* RECORD EXCERPTS *

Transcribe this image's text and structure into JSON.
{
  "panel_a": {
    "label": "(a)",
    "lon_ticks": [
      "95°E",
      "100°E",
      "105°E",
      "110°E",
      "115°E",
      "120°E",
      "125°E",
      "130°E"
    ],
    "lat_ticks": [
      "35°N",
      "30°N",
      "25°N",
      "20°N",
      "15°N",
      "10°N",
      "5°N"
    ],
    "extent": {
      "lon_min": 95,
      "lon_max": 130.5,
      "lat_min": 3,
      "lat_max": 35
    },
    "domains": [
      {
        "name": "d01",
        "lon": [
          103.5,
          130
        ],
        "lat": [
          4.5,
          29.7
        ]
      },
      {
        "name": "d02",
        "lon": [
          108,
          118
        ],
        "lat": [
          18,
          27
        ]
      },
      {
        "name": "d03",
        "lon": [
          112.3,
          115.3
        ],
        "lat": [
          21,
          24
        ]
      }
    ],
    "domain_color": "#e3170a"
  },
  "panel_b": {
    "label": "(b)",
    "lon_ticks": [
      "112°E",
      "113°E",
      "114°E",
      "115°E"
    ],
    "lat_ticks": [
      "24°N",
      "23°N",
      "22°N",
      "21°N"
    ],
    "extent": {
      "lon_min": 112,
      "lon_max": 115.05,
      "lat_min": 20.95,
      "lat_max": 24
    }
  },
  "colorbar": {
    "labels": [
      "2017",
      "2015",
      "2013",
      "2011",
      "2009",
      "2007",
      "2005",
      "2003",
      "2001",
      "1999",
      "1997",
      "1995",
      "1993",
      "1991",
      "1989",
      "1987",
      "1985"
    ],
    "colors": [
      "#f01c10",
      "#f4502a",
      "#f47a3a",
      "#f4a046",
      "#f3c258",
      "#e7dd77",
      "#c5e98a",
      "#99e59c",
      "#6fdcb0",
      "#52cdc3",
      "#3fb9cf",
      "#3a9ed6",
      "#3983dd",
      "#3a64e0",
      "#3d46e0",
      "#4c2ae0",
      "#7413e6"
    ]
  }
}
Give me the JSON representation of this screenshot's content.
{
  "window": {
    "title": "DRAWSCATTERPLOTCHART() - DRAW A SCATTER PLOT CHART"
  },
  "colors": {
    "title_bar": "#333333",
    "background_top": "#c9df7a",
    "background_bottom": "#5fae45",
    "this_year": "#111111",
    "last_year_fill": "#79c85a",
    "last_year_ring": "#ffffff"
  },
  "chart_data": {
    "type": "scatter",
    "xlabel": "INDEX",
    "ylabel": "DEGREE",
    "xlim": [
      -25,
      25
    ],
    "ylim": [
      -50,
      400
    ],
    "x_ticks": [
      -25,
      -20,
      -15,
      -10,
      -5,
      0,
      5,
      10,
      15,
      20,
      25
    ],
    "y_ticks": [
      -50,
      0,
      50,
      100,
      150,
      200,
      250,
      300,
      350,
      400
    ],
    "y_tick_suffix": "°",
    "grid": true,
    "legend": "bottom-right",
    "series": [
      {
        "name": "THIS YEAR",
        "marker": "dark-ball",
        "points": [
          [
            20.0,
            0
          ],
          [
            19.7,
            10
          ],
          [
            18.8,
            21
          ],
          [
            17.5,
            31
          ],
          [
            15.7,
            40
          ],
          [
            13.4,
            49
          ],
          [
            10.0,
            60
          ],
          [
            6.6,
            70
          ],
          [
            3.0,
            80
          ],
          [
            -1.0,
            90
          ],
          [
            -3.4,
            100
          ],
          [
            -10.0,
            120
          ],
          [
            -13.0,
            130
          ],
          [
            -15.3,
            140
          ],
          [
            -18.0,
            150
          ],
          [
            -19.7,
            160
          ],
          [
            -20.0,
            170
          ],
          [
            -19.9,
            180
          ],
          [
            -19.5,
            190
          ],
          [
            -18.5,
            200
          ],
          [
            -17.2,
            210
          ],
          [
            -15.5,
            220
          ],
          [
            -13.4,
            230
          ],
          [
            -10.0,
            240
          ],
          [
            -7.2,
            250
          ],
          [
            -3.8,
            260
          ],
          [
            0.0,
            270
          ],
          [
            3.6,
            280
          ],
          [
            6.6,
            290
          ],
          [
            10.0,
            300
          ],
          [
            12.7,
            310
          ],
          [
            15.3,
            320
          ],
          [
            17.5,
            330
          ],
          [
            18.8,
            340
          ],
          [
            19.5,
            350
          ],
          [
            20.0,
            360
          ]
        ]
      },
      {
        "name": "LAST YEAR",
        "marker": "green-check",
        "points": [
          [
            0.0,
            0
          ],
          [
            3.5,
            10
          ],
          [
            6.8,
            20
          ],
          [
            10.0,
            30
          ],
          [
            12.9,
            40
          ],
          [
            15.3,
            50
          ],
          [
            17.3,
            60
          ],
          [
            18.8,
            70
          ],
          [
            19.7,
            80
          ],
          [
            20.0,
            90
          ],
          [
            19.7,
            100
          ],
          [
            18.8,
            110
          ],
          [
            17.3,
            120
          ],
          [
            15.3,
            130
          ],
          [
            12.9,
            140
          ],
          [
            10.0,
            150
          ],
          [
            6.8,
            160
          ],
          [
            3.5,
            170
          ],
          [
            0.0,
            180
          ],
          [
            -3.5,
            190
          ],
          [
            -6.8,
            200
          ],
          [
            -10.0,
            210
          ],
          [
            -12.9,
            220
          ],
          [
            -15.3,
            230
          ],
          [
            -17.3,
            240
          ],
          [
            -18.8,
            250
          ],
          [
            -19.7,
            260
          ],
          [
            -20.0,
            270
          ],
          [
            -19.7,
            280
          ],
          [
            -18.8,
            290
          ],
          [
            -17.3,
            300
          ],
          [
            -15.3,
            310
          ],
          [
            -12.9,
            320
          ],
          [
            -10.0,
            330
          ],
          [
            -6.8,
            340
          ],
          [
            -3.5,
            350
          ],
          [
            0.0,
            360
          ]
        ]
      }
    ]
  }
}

* WHAT IS BEING ASKED *
Retype the listing. Match it exactly.

* OUTPUT OF THE TASK *
Transcribe this image's text and structure into JSON.
{
  "panel_a": {
    "label": "(a)",
    "lon_ticks": [
      "95°E",
      "100°E",
      "105°E",
      "110°E",
      "115°E",
      "120°E",
      "125°E",
      "130°E"
    ],
    "lat_ticks": [
      "35°N",
      "30°N",
      "25°N",
      "20°N",
      "15°N",
      "10°N",
      "5°N"
    ],
    "extent": {
      "lon_min": 95,
      "lon_max": 130.5,
      "lat_min": 3,
      "lat_max": 35
    },
    "domains": [
      {
        "name": "d01",
        "lon": [
          103.5,
          130
        ],
        "lat": [
          4.5,
          29.7
        ]
      },
      {
        "name": "d02",
        "lon": [
          108,
          118
        ],
        "lat": [
          18,
          27
        ]
      },
      {
        "name": "d03",
        "lon": [
          112.3,
          115.3
        ],
        "lat": [
          21,
          24
        ]
      }
    ],
    "domain_color": "#e3170a"
  },
  "panel_b": {
    "label": "(b)",
    "lon_ticks": [
      "112°E",
      "113°E",
      "114°E",
      "115°E"
    ],
    "lat_ticks": [
      "24°N",
      "23°N",
      "22°N",
      "21°N"
    ],
    "extent": {
      "lon_min": 112,
      "lon_max": 115.05,
      "lat_min": 20.95,
      "lat_max": 24
    }
  },
  "colorbar": {
    "labels": [
      "2017",
      "2015",
      "2013",
      "2011",
      "2009",
      "2007",
      "2005",
      "2003",
      "2001",
      "1999",
      "1997",
      "1995",
      "1993",
      "1991",
      "1989",
      "1987",
      "1985"
    ],
    "colors": [
      "#f01c10",
      "#f4502a",
      "#f47a3a",
      "#f4a046",
      "#f3c258",
      "#e7dd77",
      "#c5e98a",
      "#99e59c",
      "#6fdcb0",
      "#52cdc3",
      "#3fb9cf",
      "#3a9ed6",
      "#3983dd",
      "#3a64e0",
      "#3d46e0",
      "#4c2ae0",
      "#7413e6"
    ]
  }
}
Give me the JSON representation of this screenshot's content.
{
  "window": {
    "title": "DRAWSCATTERPLOTCHART() - DRAW A SCATTER PLOT CHART"
  },
  "colors": {
    "title_bar": "#333333",
    "background_top": "#c9df7a",
    "background_bottom": "#5fae45",
    "this_year": "#111111",
    "last_year_fill": "#79c85a",
    "last_year_ring": "#ffffff"
  },
  "chart_data": {
    "type": "scatter",
    "xlabel": "INDEX",
    "ylabel": "DEGREE",
    "xlim": [
      -25,
      25
    ],
    "ylim": [
      -50,
      400
    ],
    "x_ticks": [
      -25,
      -20,
      -15,
      -10,
      -5,
      0,
      5,
      10,
      15,
      20,
      25
    ],
    "y_ticks": [
      -50,
      0,
      50,
      100,
      150,
      200,
      250,
      300,
      350,
      400
    ],
    "y_tick_suffix": "°",
    "grid": true,
    "legend": "bottom-right",
    "series": [
      {
        "name": "THIS YEAR",
        "marker": "dark-ball",
        "points": [
          [
            20.0,
            0
          ],
          [
            19.7,
            10
          ],
          [
            18.8,
            21
          ],
          [
            17.5,
            31
          ],
          [
            15.7,
            40
          ],
          [
            13.4,
            49
          ],
          [
            10.0,
            60
          ],
          [
            6.6,
            70
          ],
          [
            3.0,
            80
          ],
          [
            -1.0,
            90
          ],
          [
            -3.4,
            100
          ],
          [
            -10.0,
            120
          ],
          [
            -13.0,
            130
          ],
          [
            -15.3,
            140
          ],
          [
            -18.0,
            150
          ],
          [
            -19.7,
            160
          ],
          [
            -20.0,
            170
          ],
          [
            -19.9,
            180
          ],
          [
            -19.5,
            190
          ],
          [
            -18.5,
            200
          ],
          [
            -17.2,
            210
          ],
          [
            -15.5,
            220
          ],
          [
            -13.4,
            230
          ],
          [
            -10.0,
            240
          ],
          [
            -7.2,
            250
          ],
          [
            -3.8,
            260
          ],
          [
            0.0,
            270
          ],
          [
            3.6,
            280
          ],
          [
            6.6,
            290
          ],
          [
            10.0,
            300
          ],
          [
            12.7,
            310
          ],
          [
            15.3,
            320
          ],
          [
            17.5,
            330
          ],
          [
            18.8,
            340
          ],
          [
            19.5,
            350
          ],
          [
            20.0,
            360
          ]
        ]
      },
      {
        "name": "LAST YEAR",
        "marker": "green-check",
        "points": [
          [
            0.0,
            0
          ],
          [
            3.5,
            10
          ],
          [
            6.8,
            20
          ],
          [
            10.0,
            30
          ],
          [
            12.9,
            40
          ],
          [
            15.3,
            50
          ],
          [
            17.3,
            60
          ],
          [
            18.8,
            70
          ],
          [
            19.7,
            80
          ],
          [
            20.0,
            90
          ],
          [
            19.7,
            100
          ],
          [
            18.8,
            110
          ],
          [
            17.3,
            120
          ],
          [
            15.3,
            130
          ],
          [
            12.9,
            140
          ],
          [
            10.0,
            150
          ],
          [
            6.8,
            160
          ],
          [
            3.5,
            170
          ],
          [
            0.0,
            180
          ],
          [
            -3.5,
            190
          ],
          [
            -6.8,
            200
          ],
          [
            -10.0,
            210
          ],
          [
            -12.9,
            220
          ],
          [
            -15.3,
            230
          ],
          [
            -17.3,
            240
          ],
          [
            -18.8,
            250
          ],
          [
            -19.7,
            260
          ],
          [
            -20.0,
            270
          ],
          [
            -19.7,
            280
          ],
          [
            -18.8,
            290
          ],
          [
            -17.3,
            300
          ],
          [
            -15.3,
            310
          ],
          [
            -12.9,
            320
          ],
          [
            -10.0,
            330
          ],
          [
            -6.8,
            340
          ],
          [
            -3.5,
            350
          ],
          [
            0.0,
            360
          ]
        ]
      }
    ]
  }
}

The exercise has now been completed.